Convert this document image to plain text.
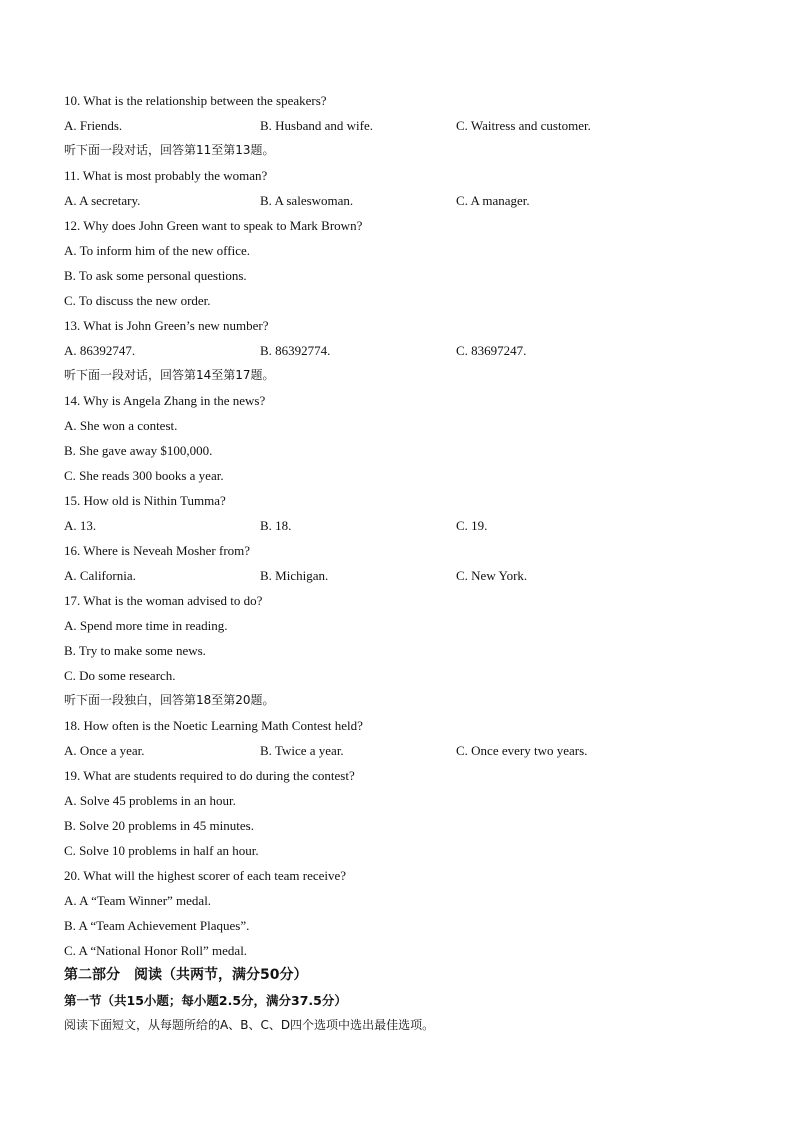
10. What is the relationship between the speakers?
A. Friends.	B. Husband and wife.	C. Waitress and customer.
听下面一段对话，回答第11至第13题。
11. What is most probably the woman?
A. A secretary.	B. A saleswoman.	C. A manager.
12. Why does John Green want to speak to Mark Brown?
A. To inform him of the new office.
B. To ask some personal questions.
C. To discuss the new order.
13. What is John Green’s new number?
A. 86392747.	B. 86392774.	C. 83697247.
听下面一段对话，回答第14至第17题。
14. Why is Angela Zhang in the news?
A. She won a contest.
B. She gave away $100,000.
C. She reads 300 books a year.
15. How old is Nithin Tumma?
A. 13.	B. 18.	C. 19.
16. Where is Neveah Mosher from?
A. California.	B. Michigan.	C. New York.
17. What is the woman advised to do?
A. Spend more time in reading.
B. Try to make some news.
C. Do some research.
听下面一段独白，回答第18至第20题。
18. How often is the Noetic Learning Math Contest held?
A. Once a year.	B. Twice a year.	C. Once every two years.
19. What are students required to do during the contest?
A. Solve 45 problems in an hour.
B. Solve 20 problems in 45 minutes.
C. Solve 10 problems in half an hour.
20. What will the highest scorer of each team receive?
A. A “Team Winner” medal.
B. A “Team Achievement Plaques”.
C. A “National Honor Roll” medal.
第二部分　阅读（共两节，满分50分）
第一节（共15小题；每小题2.5分，满分37.5分）
阅读下面短文，从每题所给的A、B、C、D四个选项中选出最佳选项。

▸ **Objective**:
Transcribe all the data word for word; the images stay out.

▸ **Response**:
Convert this document image to plain text.
10. What is the relationship between the speakers?
A. Friends.	B. Husband and wife.	C. Waitress and customer.
听下面一段对话，回答第11至第13题。
11. What is most probably the woman?
A. A secretary.	B. A saleswoman.	C. A manager.
12. Why does John Green want to speak to Mark Brown?
A. To inform him of the new office.
B. To ask some personal questions.
C. To discuss the new order.
13. What is John Green’s new number?
A. 86392747.	B. 86392774.	C. 83697247.
听下面一段对话，回答第14至第17题。
14. Why is Angela Zhang in the news?
A. She won a contest.
B. She gave away $100,000.
C. She reads 300 books a year.
15. How old is Nithin Tumma?
A. 13.	B. 18.	C. 19.
16. Where is Neveah Mosher from?
A. California.	B. Michigan.	C. New York.
17. What is the woman advised to do?
A. Spend more time in reading.
B. Try to make some news.
C. Do some research.
听下面一段独白，回答第18至第20题。
18. How often is the Noetic Learning Math Contest held?
A. Once a year.	B. Twice a year.	C. Once every two years.
19. What are students required to do during the contest?
A. Solve 45 problems in an hour.
B. Solve 20 problems in 45 minutes.
C. Solve 10 problems in half an hour.
20. What will the highest scorer of each team receive?
A. A “Team Winner” medal.
B. A “Team Achievement Plaques”.
C. A “National Honor Roll” medal.
第二部分　阅读（共两节，满分50分）
第一节（共15小题；每小题2.5分，满分37.5分）
阅读下面短文，从每题所给的A、B、C、D四个选项中选出最佳选项。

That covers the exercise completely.